_Data to examine_
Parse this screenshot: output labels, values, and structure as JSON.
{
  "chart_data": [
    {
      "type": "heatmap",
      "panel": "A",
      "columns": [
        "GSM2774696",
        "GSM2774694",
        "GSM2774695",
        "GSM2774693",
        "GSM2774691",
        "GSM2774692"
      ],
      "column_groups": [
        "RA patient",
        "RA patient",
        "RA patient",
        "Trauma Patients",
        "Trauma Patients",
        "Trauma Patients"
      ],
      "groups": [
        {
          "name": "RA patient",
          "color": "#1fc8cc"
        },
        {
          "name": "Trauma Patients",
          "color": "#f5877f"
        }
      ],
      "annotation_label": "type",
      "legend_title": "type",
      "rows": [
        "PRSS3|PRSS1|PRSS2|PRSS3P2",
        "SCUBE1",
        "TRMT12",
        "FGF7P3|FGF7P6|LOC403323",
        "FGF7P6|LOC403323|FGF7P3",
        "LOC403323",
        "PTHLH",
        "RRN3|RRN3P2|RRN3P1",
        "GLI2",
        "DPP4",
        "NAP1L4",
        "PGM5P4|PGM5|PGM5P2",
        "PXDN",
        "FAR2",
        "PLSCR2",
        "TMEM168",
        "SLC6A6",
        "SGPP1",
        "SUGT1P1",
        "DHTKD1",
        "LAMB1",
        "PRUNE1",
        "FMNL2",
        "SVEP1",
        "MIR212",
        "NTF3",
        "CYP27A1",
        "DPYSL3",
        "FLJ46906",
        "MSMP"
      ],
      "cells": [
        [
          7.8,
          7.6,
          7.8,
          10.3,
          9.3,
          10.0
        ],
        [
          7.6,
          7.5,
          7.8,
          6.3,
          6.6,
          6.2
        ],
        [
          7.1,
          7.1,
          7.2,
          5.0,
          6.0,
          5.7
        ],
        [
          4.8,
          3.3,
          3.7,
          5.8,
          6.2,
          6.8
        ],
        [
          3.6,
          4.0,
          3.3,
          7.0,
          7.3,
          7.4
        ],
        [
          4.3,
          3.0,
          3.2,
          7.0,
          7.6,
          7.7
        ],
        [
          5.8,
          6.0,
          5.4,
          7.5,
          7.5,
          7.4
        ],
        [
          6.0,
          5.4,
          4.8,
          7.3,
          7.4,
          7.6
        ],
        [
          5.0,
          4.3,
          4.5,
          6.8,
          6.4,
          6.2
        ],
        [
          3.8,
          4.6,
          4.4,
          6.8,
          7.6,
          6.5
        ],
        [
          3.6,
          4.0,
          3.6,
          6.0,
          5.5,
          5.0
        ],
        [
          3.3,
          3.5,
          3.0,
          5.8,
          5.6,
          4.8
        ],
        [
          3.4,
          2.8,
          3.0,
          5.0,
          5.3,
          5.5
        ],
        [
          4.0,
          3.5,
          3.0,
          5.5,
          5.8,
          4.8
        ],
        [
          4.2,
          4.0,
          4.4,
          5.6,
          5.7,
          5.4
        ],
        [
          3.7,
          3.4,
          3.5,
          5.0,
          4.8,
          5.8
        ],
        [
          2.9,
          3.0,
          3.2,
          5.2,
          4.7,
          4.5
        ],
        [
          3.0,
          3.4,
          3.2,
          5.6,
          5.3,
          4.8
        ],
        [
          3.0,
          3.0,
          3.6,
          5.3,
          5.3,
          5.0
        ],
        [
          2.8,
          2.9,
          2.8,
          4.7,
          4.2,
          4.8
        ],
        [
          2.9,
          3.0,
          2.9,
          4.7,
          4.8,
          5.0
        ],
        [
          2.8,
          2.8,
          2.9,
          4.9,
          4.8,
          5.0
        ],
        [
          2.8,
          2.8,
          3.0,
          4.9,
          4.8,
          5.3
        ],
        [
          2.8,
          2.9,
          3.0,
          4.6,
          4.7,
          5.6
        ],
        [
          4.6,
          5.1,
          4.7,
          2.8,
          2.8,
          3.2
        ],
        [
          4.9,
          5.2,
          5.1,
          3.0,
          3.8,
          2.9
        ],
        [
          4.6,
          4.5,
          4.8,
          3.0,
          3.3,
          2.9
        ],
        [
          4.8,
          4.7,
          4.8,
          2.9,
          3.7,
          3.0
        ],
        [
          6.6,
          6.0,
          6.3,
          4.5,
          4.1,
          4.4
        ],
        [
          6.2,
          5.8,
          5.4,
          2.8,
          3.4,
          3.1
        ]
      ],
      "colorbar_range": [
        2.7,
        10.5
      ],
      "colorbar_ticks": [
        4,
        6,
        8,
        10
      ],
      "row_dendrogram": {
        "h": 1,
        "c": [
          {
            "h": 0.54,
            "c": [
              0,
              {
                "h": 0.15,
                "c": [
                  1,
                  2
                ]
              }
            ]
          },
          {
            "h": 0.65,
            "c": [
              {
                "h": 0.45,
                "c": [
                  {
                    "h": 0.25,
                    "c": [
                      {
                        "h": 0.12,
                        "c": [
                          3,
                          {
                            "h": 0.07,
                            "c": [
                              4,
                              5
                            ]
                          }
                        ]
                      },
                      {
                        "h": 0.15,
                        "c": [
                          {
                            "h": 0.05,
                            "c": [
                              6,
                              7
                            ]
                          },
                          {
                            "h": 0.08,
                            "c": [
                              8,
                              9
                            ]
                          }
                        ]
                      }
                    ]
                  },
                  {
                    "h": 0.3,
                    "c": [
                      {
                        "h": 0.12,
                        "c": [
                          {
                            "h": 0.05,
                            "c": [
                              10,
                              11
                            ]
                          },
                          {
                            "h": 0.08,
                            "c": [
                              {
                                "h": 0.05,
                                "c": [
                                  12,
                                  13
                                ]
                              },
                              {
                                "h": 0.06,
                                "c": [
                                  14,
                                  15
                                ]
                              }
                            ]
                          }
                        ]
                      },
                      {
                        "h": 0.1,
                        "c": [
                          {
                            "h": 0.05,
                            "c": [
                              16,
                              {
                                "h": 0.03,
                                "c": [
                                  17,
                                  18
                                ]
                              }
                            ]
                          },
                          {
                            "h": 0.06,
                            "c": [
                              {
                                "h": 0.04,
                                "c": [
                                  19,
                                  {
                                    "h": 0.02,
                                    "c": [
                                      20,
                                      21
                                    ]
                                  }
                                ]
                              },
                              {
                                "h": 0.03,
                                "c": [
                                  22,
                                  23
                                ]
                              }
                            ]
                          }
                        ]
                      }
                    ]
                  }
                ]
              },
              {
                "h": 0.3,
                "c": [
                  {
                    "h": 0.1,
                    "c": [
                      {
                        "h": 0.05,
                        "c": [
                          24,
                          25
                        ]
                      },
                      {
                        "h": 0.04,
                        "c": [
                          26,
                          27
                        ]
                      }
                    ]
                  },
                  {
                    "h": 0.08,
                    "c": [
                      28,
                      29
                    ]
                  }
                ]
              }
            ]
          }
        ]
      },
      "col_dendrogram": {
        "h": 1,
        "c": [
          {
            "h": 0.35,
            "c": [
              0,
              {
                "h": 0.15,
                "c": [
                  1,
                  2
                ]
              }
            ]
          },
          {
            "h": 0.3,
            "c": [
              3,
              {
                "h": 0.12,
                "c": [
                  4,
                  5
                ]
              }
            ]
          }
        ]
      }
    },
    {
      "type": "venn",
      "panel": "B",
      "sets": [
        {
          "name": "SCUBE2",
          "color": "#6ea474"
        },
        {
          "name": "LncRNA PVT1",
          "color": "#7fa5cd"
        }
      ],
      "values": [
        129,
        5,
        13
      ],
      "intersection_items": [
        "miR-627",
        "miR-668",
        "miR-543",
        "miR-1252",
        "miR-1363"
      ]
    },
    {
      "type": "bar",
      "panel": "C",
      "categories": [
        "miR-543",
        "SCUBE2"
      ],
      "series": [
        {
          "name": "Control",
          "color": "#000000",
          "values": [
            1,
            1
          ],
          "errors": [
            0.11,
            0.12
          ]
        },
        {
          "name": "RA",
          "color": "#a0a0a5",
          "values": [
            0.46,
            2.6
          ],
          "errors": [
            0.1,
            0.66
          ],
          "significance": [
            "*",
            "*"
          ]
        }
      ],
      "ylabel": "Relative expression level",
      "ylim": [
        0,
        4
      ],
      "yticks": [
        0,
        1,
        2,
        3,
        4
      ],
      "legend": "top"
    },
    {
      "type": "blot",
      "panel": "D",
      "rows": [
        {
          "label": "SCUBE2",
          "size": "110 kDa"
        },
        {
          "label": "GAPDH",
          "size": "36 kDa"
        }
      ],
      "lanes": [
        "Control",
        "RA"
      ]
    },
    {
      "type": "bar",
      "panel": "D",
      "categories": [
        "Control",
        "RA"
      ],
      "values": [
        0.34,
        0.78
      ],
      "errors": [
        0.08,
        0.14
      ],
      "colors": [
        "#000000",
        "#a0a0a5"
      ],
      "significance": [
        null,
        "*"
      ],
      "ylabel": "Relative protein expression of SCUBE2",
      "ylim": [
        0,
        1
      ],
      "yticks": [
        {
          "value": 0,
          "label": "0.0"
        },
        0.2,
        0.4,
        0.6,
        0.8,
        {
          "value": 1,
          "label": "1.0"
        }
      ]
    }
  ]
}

_Work required_
Find how many lines in the material above contain "name", and answer with that number only.

_Reply to the exercise_
6